Task prompt - Which lines in the entries below contain the string "chart"? Find each one and copy it in full.

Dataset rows

⁂

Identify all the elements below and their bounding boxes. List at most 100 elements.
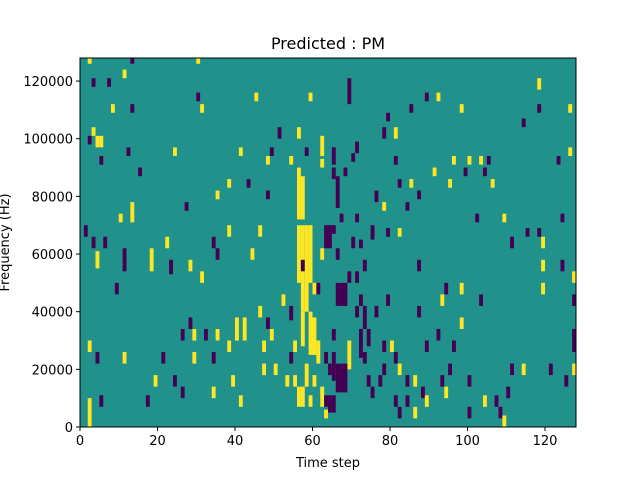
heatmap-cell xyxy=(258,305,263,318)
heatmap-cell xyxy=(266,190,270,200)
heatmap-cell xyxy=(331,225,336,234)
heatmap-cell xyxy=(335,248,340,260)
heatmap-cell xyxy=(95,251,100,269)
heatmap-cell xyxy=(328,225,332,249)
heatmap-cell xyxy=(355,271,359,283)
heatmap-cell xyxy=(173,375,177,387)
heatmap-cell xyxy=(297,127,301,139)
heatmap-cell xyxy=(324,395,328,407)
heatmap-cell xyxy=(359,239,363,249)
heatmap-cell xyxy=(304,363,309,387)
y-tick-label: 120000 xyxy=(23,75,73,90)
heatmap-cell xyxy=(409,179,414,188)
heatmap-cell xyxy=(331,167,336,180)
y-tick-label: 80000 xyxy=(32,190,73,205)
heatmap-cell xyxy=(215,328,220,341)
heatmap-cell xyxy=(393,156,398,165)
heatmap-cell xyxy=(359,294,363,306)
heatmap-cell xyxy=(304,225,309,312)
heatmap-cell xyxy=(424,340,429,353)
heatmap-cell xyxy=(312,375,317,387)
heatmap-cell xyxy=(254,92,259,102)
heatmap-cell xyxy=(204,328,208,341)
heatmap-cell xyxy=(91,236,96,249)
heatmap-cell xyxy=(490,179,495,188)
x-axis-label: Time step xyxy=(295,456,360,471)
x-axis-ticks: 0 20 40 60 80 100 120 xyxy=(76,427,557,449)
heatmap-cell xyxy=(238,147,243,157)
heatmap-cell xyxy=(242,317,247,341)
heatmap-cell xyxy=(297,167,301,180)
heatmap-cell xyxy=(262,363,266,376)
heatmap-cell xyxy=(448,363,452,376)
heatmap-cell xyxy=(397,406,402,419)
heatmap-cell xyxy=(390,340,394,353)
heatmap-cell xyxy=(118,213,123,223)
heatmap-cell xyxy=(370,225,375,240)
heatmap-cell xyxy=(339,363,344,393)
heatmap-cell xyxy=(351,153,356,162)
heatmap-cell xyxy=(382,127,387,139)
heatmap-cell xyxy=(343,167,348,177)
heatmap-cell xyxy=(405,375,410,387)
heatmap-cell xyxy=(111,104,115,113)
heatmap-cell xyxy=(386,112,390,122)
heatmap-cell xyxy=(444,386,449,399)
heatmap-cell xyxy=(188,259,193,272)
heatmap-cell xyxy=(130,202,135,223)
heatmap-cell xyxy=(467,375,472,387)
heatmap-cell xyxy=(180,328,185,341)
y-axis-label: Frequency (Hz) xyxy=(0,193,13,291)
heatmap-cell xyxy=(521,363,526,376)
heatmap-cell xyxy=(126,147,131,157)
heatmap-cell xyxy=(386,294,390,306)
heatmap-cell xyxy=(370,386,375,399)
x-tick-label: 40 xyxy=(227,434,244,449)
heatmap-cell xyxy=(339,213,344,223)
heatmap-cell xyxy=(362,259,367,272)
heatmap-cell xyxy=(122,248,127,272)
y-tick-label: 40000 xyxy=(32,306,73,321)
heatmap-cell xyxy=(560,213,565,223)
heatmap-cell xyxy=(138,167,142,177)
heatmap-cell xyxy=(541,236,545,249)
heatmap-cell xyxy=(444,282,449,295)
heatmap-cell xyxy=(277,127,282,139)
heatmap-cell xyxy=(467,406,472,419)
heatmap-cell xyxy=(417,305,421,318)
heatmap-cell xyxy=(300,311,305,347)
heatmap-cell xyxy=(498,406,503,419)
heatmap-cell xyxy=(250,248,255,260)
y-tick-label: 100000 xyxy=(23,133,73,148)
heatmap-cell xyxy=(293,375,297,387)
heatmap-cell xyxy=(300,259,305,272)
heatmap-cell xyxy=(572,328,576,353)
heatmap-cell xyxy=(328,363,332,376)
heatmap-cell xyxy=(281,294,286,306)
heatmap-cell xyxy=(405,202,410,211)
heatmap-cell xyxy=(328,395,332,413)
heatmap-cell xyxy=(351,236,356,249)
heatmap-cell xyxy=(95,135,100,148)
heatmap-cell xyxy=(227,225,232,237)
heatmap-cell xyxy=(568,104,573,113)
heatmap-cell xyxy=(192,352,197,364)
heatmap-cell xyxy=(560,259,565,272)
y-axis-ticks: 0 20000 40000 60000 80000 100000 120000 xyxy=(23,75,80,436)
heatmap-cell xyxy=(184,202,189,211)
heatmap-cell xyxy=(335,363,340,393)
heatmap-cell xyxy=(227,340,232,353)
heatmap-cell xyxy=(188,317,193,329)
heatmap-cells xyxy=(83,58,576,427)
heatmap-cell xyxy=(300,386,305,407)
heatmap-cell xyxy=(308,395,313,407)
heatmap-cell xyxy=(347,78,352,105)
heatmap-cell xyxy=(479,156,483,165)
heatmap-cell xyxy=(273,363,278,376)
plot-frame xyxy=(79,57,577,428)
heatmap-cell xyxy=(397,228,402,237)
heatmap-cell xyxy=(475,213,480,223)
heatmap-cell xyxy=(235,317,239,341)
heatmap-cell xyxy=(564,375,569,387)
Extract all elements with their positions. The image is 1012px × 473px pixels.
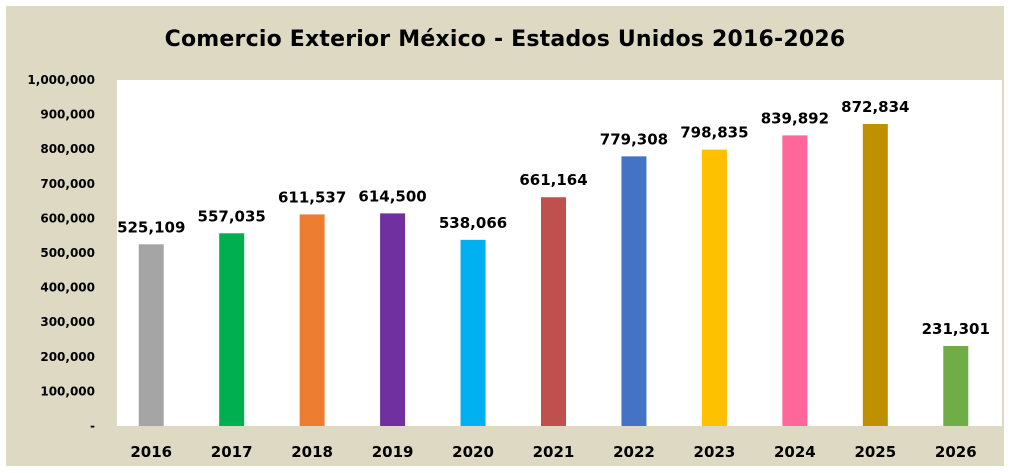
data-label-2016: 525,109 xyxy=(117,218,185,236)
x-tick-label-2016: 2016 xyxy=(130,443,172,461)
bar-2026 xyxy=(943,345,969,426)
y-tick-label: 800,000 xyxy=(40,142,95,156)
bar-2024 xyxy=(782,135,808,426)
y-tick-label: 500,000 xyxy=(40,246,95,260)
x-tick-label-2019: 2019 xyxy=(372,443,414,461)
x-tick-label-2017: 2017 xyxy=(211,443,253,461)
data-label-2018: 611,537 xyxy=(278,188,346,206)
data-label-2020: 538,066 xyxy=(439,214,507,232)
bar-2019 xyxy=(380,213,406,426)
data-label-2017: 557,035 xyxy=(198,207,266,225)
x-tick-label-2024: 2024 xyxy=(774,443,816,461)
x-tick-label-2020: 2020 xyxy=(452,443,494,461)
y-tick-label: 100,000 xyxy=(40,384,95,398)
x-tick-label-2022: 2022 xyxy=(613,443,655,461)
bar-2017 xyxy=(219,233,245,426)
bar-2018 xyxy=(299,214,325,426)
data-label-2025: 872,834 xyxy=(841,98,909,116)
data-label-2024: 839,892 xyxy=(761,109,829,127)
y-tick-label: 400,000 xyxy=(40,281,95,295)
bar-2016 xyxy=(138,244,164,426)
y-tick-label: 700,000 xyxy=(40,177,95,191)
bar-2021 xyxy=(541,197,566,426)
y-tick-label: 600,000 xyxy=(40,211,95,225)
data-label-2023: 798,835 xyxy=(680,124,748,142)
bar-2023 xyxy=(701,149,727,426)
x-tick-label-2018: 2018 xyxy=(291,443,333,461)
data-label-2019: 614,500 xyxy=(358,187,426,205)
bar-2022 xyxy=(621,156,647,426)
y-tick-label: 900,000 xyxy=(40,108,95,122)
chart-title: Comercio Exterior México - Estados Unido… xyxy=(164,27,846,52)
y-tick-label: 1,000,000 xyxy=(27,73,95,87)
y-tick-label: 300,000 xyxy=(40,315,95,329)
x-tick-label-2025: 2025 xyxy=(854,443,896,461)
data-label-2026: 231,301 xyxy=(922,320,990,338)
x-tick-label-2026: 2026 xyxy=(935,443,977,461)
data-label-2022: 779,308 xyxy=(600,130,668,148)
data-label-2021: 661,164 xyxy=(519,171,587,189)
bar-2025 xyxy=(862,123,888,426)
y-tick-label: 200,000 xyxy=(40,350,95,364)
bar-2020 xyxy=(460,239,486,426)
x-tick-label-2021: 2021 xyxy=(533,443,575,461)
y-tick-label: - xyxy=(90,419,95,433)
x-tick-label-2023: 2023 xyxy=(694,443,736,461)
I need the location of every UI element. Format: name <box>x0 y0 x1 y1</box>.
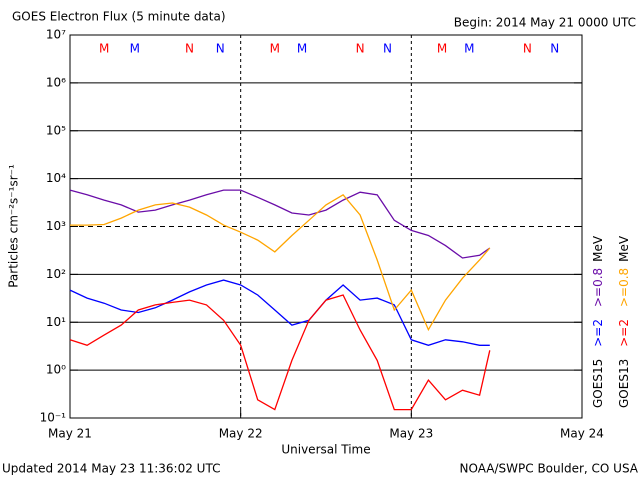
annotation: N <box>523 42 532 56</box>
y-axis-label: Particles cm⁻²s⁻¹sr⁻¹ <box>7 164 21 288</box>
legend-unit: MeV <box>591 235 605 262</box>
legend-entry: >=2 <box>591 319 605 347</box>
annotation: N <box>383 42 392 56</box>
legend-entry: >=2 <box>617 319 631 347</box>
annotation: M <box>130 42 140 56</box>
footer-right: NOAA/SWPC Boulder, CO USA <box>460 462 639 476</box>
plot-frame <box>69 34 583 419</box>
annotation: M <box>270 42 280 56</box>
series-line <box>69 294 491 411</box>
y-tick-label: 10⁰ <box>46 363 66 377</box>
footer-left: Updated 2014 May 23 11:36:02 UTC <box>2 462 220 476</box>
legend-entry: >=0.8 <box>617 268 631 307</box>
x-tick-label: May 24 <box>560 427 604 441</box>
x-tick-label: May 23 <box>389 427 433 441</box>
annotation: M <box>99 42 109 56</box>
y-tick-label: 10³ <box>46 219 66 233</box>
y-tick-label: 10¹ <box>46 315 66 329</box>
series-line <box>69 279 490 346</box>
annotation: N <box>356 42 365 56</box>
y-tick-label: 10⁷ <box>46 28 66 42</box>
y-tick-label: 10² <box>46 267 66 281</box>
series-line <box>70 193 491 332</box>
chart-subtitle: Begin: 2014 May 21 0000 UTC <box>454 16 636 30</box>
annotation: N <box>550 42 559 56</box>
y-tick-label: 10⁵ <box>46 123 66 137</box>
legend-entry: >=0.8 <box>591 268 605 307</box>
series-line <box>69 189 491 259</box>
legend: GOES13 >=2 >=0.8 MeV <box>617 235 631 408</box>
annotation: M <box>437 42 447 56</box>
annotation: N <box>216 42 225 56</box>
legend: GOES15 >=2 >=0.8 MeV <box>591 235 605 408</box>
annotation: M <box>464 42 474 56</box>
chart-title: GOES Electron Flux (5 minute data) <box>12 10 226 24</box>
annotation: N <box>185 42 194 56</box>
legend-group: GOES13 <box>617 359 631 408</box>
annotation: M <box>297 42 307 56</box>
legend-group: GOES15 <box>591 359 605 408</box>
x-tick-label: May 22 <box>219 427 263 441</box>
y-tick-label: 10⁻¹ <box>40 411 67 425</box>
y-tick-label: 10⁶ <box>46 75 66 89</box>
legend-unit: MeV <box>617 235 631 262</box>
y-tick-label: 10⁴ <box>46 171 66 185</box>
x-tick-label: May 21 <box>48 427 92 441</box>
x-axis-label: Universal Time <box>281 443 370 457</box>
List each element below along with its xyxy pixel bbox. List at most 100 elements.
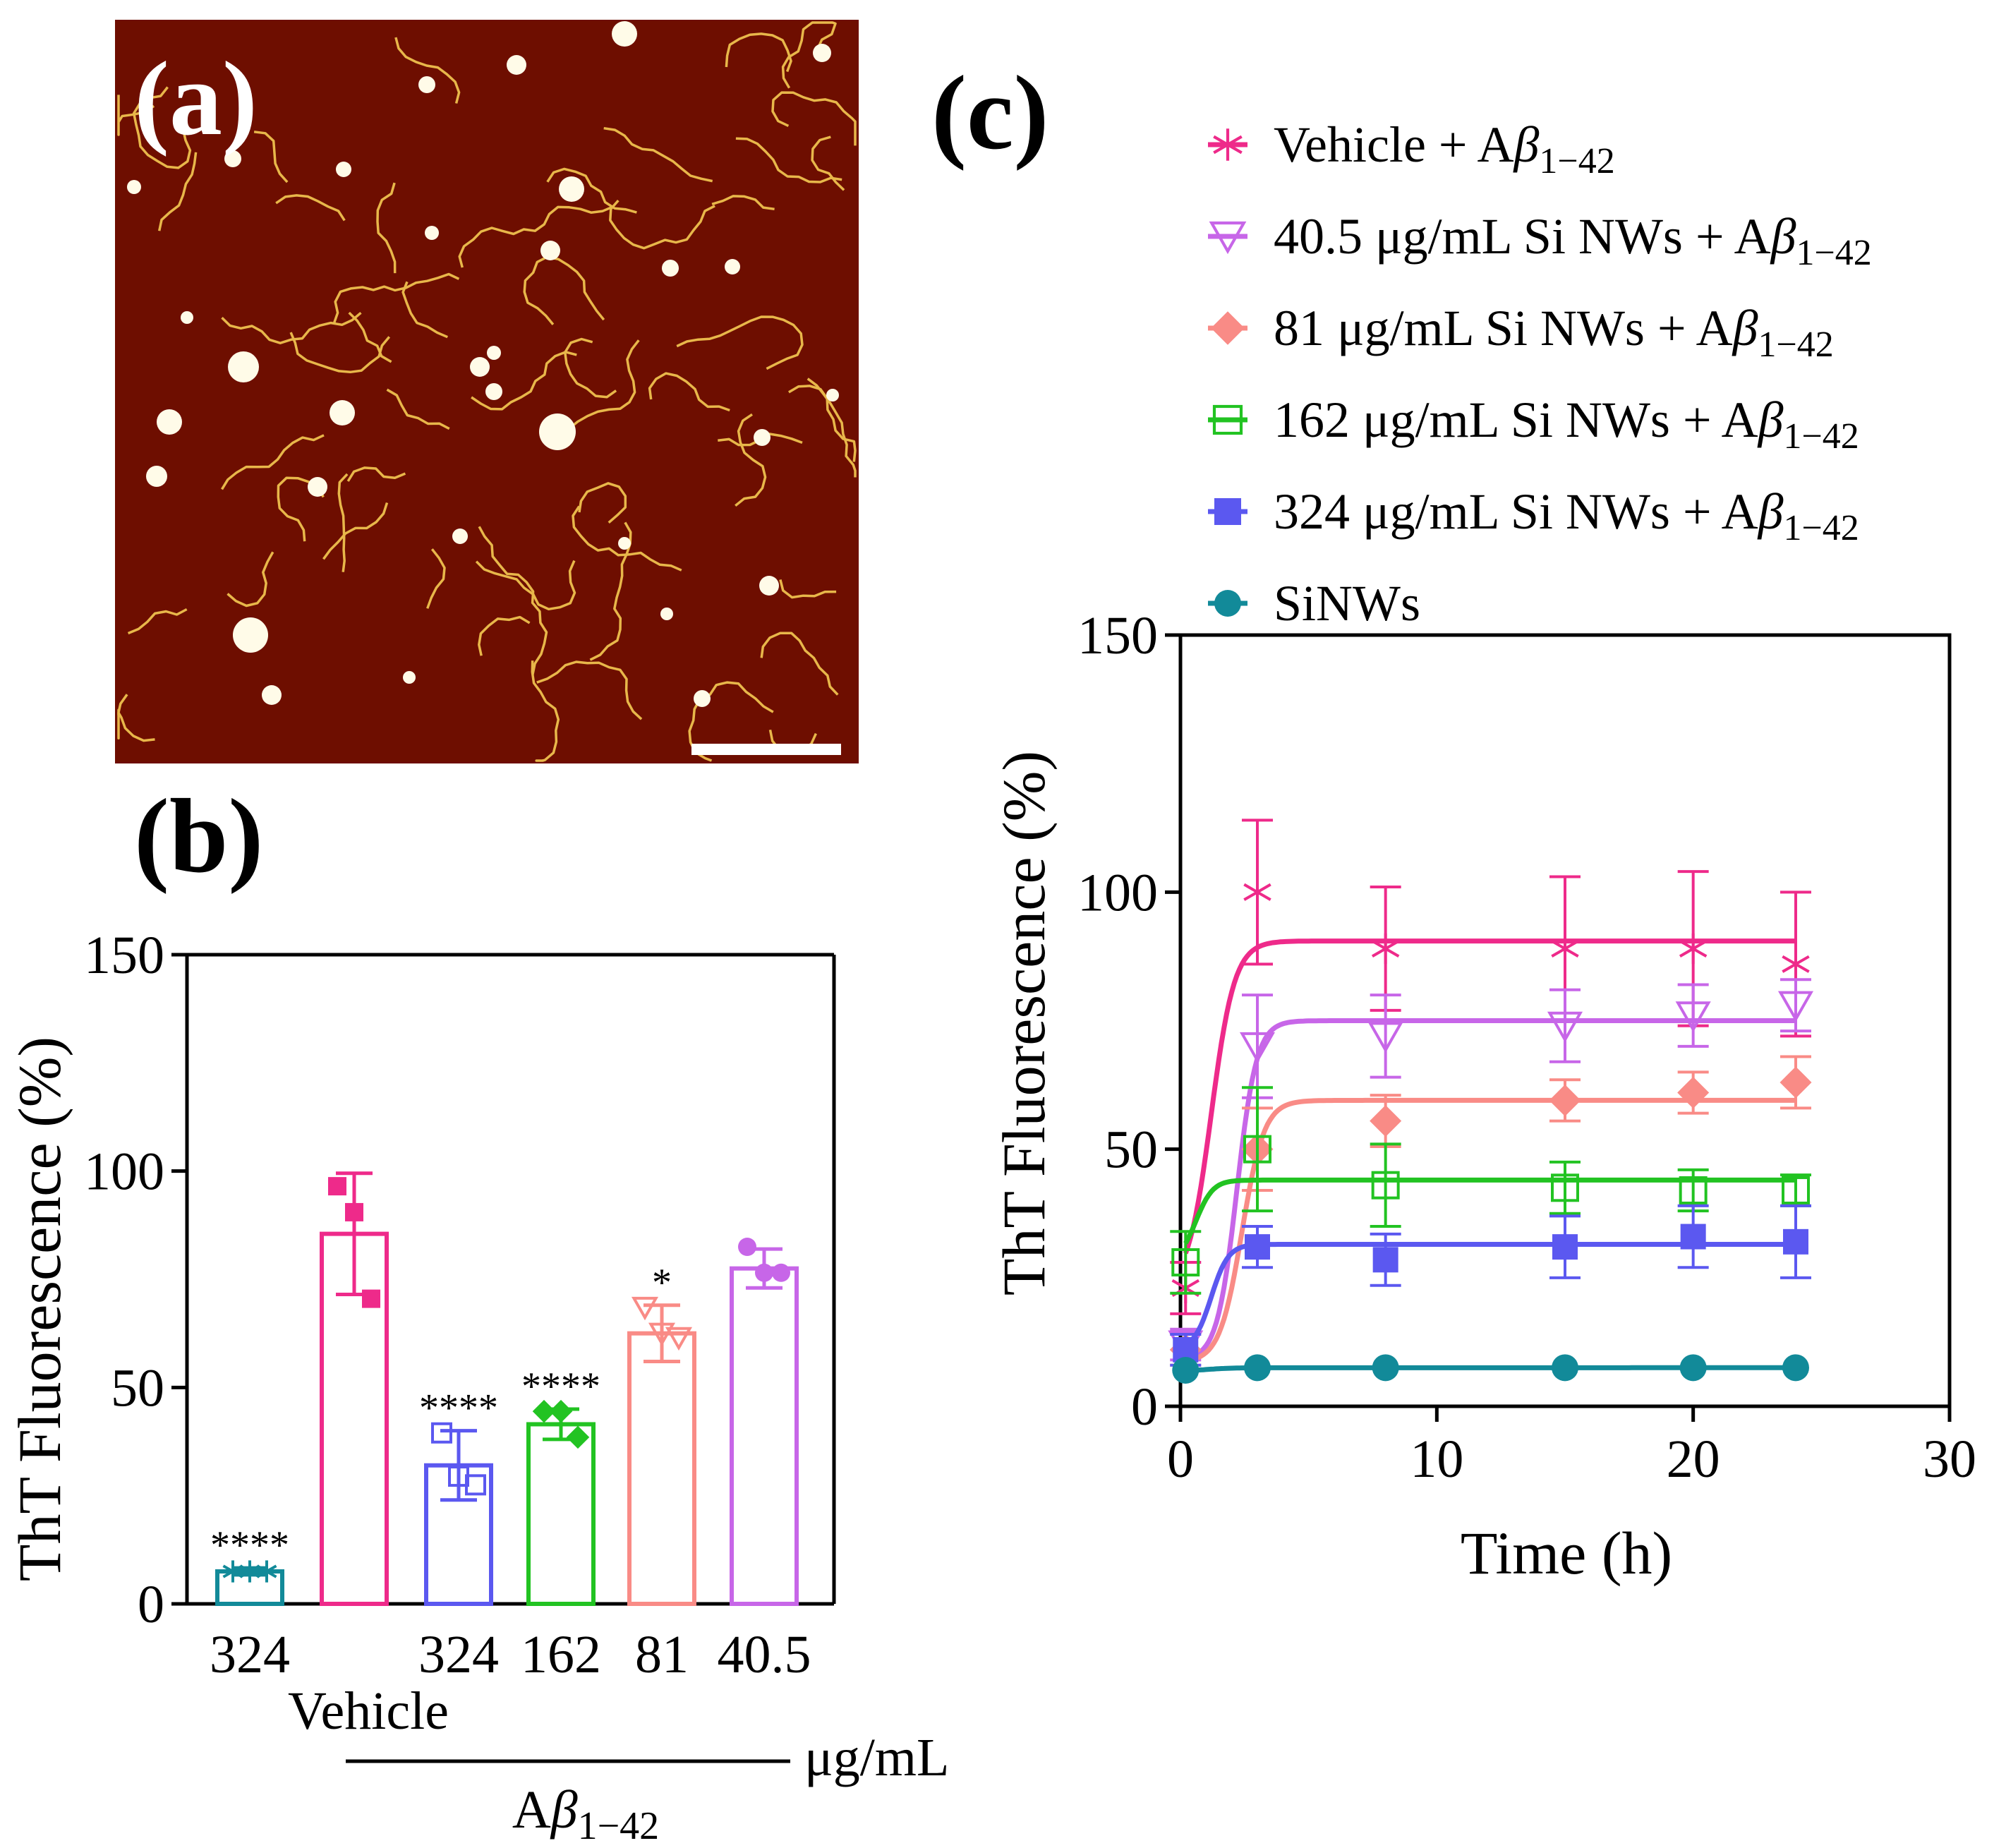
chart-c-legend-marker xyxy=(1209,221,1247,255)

⁂

Task solution -
chart-title: Comercio Exterior México - Estados Unido… xyxy=(164,27,846,52)
chart-subtitle: Begin: 2014 May 21 0000 UTC <box>454 16 636 30</box>
chart-title: GOES Electron Flux (5 minute data) <box>12 10 226 24</box>
chart-c-legend-marker xyxy=(1209,221,1247,255)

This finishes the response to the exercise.